## Short exercise
Every entry must be repeated exactly. Exclude all pictures.
** Begin Material for this exercise **
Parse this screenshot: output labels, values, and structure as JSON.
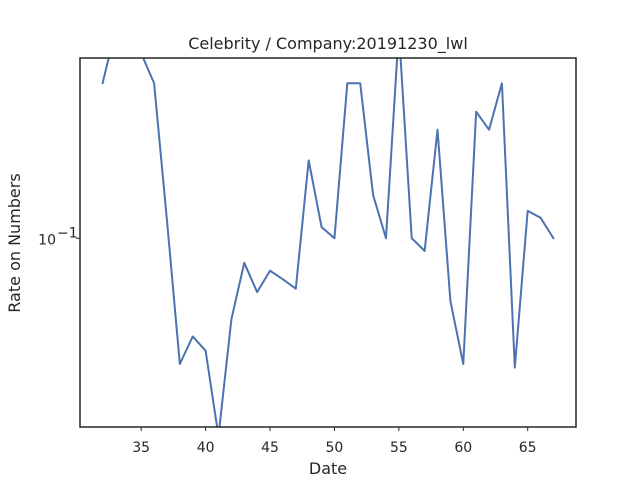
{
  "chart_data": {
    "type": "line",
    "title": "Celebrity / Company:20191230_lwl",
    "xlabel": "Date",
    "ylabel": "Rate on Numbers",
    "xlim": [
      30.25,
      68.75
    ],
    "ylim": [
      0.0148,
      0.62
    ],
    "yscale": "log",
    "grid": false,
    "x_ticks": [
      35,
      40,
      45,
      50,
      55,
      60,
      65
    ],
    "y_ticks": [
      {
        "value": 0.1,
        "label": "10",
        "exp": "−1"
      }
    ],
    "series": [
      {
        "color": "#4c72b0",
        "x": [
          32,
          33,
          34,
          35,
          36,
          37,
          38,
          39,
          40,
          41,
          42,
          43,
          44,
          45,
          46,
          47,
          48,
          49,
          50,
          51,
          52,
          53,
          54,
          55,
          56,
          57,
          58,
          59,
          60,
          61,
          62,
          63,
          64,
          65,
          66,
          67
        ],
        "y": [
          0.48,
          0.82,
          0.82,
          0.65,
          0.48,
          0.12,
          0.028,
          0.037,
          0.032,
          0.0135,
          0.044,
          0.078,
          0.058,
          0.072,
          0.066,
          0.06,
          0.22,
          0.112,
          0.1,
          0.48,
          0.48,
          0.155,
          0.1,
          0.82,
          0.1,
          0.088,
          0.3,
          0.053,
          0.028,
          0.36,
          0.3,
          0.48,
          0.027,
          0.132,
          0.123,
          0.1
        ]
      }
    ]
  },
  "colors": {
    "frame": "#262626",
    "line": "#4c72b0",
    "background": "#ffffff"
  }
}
** End Material for this exercise **
## Exercise answer
Parse this screenshot: output labels, values, and structure as JSON.
{
  "chart_data": {
    "type": "line",
    "title": "Celebrity / Company:20191230_lwl",
    "xlabel": "Date",
    "ylabel": "Rate on Numbers",
    "xlim": [
      30.25,
      68.75
    ],
    "ylim": [
      0.0148,
      0.62
    ],
    "yscale": "log",
    "grid": false,
    "x_ticks": [
      35,
      40,
      45,
      50,
      55,
      60,
      65
    ],
    "y_ticks": [
      {
        "value": 0.1,
        "label": "10",
        "exp": "−1"
      }
    ],
    "series": [
      {
        "color": "#4c72b0",
        "x": [
          32,
          33,
          34,
          35,
          36,
          37,
          38,
          39,
          40,
          41,
          42,
          43,
          44,
          45,
          46,
          47,
          48,
          49,
          50,
          51,
          52,
          53,
          54,
          55,
          56,
          57,
          58,
          59,
          60,
          61,
          62,
          63,
          64,
          65,
          66,
          67
        ],
        "y": [
          0.48,
          0.82,
          0.82,
          0.65,
          0.48,
          0.12,
          0.028,
          0.037,
          0.032,
          0.0135,
          0.044,
          0.078,
          0.058,
          0.072,
          0.066,
          0.06,
          0.22,
          0.112,
          0.1,
          0.48,
          0.48,
          0.155,
          0.1,
          0.82,
          0.1,
          0.088,
          0.3,
          0.053,
          0.028,
          0.36,
          0.3,
          0.48,
          0.027,
          0.132,
          0.123,
          0.1
        ]
      }
    ]
  },
  "colors": {
    "frame": "#262626",
    "line": "#4c72b0",
    "background": "#ffffff"
  }
}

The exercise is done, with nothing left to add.